Direction. Your task is to print all of the material verbatim.
■ ■ ■ ■
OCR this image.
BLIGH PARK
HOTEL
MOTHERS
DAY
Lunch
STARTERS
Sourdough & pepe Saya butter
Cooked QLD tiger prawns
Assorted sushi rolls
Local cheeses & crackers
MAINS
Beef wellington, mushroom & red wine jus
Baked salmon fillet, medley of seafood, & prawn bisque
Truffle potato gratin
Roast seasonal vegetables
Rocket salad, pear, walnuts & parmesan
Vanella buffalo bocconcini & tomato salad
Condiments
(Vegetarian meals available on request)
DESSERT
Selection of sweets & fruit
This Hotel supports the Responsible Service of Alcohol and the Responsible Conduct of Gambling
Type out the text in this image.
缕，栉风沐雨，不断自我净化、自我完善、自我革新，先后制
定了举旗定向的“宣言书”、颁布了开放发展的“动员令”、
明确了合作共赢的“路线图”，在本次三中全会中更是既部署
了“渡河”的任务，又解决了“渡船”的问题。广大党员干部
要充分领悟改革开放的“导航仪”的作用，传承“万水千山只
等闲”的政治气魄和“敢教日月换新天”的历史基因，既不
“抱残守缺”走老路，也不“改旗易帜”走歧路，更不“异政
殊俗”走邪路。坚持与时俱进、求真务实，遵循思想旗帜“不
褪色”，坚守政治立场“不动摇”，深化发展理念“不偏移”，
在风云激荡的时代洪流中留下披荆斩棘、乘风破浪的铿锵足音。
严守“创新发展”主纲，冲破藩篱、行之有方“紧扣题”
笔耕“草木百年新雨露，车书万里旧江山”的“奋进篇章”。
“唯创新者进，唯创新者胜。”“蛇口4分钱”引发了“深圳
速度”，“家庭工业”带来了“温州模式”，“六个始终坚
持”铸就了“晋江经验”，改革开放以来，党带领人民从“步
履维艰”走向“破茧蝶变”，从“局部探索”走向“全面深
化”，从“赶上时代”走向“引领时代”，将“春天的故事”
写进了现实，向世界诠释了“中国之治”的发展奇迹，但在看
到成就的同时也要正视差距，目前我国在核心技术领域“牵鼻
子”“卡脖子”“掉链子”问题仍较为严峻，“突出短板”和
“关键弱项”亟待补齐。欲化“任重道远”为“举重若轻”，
■ ■ ■ ■
Task output.
OCR this image.
BLIGH PARK
HOTEL
MOTHERS
DAY
Lunch
STARTERS
Sourdough & pepe Saya butter
Cooked QLD tiger prawns
Assorted sushi rolls
Local cheeses & crackers
MAINS
Beef wellington, mushroom & red wine jus
Baked salmon fillet, medley of seafood, & prawn bisque
Truffle potato gratin
Roast seasonal vegetables
Rocket salad, pear, walnuts & parmesan
Vanella buffalo bocconcini & tomato salad
Condiments
(Vegetarian meals available on request)
DESSERT
Selection of sweets & fruit
This Hotel supports the Responsible Service of Alcohol and the Responsible Conduct of Gambling
Type out the text in this image.
缕，栉风沐雨，不断自我净化、自我完善、自我革新，先后制
定了举旗定向的“宣言书”、颁布了开放发展的“动员令”、
明确了合作共赢的“路线图”，在本次三中全会中更是既部署
了“渡河”的任务，又解决了“渡船”的问题。广大党员干部
要充分领悟改革开放的“导航仪”的作用，传承“万水千山只
等闲”的政治气魄和“敢教日月换新天”的历史基因，既不
“抱残守缺”走老路，也不“改旗易帜”走歧路，更不“异政
殊俗”走邪路。坚持与时俱进、求真务实，遵循思想旗帜“不
褪色”，坚守政治立场“不动摇”，深化发展理念“不偏移”，
在风云激荡的时代洪流中留下披荆斩棘、乘风破浪的铿锵足音。
严守“创新发展”主纲，冲破藩篱、行之有方“紧扣题”
笔耕“草木百年新雨露，车书万里旧江山”的“奋进篇章”。
“唯创新者进，唯创新者胜。”“蛇口4分钱”引发了“深圳
速度”，“家庭工业”带来了“温州模式”，“六个始终坚
持”铸就了“晋江经验”，改革开放以来，党带领人民从“步
履维艰”走向“破茧蝶变”，从“局部探索”走向“全面深
化”，从“赶上时代”走向“引领时代”，将“春天的故事”
写进了现实，向世界诠释了“中国之治”的发展奇迹，但在看
到成就的同时也要正视差距，目前我国在核心技术领域“牵鼻
子”“卡脖子”“掉链子”问题仍较为严峻，“突出短板”和
“关键弱项”亟待补齐。欲化“任重道远”为“举重若轻”，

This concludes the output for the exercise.